Among the records below, find each line that includes the string "important" and copy it.

*Source records:*
★ ★ ★ ★ ★ ★ ★

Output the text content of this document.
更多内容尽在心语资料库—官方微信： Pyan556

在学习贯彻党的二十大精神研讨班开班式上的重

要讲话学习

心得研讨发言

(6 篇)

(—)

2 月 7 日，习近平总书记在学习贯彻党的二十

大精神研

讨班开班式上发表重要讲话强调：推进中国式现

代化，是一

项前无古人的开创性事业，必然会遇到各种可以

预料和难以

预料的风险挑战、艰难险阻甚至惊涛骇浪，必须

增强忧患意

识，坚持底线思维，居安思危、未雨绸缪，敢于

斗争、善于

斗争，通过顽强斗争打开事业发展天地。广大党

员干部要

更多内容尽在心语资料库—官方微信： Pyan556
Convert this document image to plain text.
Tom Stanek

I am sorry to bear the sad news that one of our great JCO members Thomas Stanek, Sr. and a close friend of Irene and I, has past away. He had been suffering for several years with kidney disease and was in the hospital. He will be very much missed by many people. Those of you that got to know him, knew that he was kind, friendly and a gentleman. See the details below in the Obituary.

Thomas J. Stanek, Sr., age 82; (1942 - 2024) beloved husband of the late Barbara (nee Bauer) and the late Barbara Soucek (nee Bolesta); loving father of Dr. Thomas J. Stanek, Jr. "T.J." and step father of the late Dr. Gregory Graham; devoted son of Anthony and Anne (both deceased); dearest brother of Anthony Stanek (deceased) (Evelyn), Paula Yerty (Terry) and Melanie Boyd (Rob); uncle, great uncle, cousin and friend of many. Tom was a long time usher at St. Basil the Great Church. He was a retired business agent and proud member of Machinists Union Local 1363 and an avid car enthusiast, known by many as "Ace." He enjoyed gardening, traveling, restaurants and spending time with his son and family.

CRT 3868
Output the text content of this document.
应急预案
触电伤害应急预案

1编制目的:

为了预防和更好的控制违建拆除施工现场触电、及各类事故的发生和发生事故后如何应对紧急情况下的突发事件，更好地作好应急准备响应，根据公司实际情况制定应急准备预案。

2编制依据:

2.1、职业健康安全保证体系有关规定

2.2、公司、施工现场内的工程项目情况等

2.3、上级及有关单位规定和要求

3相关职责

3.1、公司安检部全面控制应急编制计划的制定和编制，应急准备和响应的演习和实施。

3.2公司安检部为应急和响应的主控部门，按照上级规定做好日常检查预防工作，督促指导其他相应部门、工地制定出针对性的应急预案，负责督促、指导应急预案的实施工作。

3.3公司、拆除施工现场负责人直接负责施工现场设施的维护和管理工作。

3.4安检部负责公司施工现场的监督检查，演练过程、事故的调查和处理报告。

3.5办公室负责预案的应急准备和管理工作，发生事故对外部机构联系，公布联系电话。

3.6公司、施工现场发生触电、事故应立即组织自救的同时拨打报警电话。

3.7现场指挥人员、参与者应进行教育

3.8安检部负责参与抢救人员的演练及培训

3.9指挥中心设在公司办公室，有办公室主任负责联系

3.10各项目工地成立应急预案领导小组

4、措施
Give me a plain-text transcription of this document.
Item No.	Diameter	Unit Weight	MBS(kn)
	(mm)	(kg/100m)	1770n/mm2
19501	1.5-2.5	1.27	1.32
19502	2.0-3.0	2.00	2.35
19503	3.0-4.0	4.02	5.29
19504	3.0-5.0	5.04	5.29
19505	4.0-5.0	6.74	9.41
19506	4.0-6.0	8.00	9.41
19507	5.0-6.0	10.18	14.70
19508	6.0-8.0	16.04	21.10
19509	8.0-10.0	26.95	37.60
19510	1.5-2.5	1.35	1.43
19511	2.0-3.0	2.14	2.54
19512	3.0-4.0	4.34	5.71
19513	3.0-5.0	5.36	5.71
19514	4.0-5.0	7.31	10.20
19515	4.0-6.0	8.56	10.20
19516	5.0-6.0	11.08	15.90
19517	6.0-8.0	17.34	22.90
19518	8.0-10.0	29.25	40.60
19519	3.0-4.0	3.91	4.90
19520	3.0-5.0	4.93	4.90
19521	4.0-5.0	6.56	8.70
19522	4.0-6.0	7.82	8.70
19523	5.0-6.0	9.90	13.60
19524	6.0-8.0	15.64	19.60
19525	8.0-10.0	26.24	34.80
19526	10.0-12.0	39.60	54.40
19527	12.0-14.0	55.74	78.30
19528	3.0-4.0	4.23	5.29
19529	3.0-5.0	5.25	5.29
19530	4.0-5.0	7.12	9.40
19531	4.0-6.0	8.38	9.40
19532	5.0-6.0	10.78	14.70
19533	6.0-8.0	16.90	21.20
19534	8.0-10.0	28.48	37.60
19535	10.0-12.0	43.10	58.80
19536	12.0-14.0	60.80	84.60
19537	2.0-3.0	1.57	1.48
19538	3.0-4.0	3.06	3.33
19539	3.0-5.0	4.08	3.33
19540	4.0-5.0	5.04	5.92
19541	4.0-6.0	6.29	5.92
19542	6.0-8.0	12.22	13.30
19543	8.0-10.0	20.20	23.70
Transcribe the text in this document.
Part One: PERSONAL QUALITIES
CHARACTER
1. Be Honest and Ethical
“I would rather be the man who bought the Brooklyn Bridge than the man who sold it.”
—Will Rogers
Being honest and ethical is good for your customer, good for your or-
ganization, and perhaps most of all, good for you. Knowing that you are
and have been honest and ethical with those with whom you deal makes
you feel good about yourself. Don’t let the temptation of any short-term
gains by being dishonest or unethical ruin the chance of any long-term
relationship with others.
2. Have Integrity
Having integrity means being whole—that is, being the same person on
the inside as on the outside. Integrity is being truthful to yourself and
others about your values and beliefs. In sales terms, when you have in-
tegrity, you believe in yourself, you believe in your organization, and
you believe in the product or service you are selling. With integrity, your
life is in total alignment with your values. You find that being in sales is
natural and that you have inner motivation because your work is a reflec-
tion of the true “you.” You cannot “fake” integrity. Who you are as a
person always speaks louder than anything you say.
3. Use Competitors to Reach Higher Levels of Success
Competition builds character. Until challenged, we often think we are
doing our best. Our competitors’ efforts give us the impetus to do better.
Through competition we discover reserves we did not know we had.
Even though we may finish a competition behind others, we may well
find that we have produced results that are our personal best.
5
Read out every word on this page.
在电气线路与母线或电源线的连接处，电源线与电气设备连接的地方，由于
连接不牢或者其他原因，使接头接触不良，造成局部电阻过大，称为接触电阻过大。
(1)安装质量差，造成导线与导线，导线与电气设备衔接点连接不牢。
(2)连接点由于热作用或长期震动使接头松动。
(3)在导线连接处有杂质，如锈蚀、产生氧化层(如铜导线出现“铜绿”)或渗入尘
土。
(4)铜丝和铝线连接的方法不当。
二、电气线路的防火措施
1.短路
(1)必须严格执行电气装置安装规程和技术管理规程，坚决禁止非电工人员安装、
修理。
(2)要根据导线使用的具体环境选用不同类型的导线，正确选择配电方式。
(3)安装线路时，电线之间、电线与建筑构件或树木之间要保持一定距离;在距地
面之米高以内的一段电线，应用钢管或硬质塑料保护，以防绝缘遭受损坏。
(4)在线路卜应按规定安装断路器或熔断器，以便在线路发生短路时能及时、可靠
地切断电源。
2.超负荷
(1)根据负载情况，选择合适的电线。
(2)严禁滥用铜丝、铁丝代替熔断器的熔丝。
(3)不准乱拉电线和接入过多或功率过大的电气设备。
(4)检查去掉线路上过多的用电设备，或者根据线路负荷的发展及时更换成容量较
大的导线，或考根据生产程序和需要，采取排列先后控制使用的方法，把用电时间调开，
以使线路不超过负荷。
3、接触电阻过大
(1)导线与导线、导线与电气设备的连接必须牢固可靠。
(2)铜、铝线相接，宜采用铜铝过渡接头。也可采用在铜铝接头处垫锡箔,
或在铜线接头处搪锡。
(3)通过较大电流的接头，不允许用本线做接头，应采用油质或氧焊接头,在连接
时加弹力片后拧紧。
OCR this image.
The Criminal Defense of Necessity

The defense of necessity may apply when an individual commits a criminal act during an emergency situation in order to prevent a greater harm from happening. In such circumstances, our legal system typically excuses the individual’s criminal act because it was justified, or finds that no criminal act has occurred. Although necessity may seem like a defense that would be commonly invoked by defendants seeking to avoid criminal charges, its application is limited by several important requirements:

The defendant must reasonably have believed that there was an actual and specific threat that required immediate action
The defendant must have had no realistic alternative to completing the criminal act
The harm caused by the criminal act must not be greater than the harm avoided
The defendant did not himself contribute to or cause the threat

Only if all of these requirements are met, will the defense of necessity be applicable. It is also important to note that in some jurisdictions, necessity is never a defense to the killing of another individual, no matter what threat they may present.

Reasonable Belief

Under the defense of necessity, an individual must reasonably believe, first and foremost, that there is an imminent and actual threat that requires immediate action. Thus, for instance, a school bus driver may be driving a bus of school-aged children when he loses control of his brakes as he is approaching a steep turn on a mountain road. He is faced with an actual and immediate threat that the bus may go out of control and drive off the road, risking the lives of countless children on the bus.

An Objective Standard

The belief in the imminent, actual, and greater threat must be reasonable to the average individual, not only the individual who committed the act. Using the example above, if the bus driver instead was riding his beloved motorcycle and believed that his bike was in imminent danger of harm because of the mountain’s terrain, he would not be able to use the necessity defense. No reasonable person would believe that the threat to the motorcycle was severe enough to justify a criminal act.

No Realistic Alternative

★ ★ ★ ★ ★ ★ ★

*Final result:*
The defense of necessity may apply when an individual commits a criminal act during an emergency situation in order to prevent a greater harm from happening. In such circumstances, our legal system typically excuses the individual’s criminal act because it was justified, or finds that no criminal act has occurred. Although necessity may seem like a defense that would be commonly invoked by defendants seeking to avoid criminal charges, its application is limited by several important requirements:
Only if all of these requirements are met, will the defense of necessity be applicable. It is also important to note that in some jurisdictions, necessity is never a defense to the killing of another individual, no matter what threat they may present.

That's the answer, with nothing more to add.